Records that describe figures:
>>>
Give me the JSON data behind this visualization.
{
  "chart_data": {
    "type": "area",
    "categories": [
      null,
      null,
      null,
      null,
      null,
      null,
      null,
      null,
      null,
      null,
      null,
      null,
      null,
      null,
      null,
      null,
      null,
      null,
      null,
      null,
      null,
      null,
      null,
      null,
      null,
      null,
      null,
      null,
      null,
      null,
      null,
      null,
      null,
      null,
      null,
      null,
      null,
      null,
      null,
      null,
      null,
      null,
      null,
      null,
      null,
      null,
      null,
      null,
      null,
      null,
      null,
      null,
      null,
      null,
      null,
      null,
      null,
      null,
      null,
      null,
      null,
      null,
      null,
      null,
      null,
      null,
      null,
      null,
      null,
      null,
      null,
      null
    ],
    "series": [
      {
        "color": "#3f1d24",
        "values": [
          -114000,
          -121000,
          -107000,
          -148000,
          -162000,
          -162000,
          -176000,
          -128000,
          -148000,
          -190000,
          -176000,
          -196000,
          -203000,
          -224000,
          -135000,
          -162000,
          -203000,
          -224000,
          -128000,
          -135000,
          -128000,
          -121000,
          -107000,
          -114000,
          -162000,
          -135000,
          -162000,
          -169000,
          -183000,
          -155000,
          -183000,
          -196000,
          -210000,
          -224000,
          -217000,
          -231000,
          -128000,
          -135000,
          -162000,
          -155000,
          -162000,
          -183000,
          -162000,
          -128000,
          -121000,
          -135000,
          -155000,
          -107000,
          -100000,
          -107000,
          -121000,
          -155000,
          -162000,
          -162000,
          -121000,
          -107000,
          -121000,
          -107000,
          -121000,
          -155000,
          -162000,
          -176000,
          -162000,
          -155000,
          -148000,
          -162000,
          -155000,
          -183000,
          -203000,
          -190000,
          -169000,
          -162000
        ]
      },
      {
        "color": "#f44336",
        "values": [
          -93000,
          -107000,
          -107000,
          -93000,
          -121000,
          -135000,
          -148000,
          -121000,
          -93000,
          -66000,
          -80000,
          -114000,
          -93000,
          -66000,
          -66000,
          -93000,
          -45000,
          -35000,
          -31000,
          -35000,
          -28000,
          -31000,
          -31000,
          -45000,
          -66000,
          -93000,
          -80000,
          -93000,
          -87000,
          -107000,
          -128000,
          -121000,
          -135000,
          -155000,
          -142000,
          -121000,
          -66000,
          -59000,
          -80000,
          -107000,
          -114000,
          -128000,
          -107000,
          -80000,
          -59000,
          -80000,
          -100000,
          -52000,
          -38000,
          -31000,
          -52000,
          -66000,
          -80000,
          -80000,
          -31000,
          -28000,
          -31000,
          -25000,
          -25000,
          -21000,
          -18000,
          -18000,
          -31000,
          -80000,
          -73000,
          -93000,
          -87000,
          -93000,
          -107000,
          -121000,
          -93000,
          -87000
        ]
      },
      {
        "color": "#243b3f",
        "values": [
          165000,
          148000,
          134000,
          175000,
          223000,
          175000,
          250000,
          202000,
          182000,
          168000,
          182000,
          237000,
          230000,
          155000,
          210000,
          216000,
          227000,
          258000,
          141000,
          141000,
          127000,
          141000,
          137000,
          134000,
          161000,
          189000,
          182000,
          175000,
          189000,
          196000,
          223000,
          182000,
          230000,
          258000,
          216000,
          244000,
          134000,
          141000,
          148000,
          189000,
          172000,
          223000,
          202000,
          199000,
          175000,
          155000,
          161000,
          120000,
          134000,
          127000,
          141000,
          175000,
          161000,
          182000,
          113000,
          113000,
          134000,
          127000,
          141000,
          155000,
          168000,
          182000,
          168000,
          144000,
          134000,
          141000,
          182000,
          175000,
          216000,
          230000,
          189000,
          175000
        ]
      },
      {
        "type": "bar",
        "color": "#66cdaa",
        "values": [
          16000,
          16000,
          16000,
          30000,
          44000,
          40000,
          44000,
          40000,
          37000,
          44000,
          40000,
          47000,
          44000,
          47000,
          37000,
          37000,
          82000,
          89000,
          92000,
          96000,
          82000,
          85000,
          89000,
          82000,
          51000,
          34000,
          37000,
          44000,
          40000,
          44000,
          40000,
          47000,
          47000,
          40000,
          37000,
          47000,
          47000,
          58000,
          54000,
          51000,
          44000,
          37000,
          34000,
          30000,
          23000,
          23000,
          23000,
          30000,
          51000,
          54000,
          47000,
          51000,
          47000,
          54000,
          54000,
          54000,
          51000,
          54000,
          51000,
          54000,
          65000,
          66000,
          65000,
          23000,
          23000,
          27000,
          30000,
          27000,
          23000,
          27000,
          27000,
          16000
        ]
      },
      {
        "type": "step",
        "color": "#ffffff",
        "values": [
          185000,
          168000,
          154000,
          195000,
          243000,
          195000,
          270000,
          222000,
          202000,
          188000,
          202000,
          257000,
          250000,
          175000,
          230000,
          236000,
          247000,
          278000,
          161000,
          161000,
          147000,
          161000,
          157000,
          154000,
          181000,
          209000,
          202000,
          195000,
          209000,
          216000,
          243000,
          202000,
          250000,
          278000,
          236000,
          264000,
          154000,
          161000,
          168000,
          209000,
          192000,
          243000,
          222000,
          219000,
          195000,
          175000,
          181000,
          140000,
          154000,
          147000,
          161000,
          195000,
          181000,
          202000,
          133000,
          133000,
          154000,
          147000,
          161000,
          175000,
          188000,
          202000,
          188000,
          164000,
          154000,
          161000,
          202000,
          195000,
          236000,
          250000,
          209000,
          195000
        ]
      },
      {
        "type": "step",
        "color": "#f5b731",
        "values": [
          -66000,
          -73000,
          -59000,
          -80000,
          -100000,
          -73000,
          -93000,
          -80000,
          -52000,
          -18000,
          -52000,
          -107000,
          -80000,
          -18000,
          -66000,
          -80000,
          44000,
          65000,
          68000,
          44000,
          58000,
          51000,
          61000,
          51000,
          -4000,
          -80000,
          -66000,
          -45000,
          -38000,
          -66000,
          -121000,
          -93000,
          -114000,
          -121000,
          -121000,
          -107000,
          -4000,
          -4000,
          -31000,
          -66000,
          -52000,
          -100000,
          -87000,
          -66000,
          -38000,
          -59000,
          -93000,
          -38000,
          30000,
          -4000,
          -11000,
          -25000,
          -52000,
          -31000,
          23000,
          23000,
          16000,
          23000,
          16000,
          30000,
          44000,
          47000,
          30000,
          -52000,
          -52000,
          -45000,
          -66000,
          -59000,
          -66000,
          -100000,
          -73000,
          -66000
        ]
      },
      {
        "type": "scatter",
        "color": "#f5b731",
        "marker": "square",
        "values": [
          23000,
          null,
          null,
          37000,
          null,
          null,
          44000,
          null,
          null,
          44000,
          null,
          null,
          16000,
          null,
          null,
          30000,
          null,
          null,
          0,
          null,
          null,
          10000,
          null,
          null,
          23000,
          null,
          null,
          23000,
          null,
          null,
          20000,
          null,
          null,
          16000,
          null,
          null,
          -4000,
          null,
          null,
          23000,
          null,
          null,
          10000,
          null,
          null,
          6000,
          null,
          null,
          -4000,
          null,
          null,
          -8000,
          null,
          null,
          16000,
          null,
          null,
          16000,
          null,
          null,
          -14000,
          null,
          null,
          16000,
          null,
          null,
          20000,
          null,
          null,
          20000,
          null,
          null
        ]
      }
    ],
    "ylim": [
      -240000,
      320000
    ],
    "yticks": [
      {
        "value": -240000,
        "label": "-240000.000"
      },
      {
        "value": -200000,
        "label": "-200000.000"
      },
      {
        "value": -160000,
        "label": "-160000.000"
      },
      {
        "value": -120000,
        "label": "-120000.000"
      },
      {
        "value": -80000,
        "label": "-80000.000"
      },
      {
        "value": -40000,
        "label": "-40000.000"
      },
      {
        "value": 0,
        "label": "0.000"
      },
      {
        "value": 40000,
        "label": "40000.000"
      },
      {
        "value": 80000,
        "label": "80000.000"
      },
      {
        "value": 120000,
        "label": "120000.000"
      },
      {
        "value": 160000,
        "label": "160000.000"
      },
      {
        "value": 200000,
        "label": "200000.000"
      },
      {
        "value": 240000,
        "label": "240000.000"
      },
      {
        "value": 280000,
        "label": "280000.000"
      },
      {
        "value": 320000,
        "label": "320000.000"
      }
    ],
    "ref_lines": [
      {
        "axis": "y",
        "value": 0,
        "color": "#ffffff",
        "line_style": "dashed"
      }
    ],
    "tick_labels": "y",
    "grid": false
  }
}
<<<
Problem details. How many lines of the listing include the string "color"? Answer with the number alone.

Exercise result. 8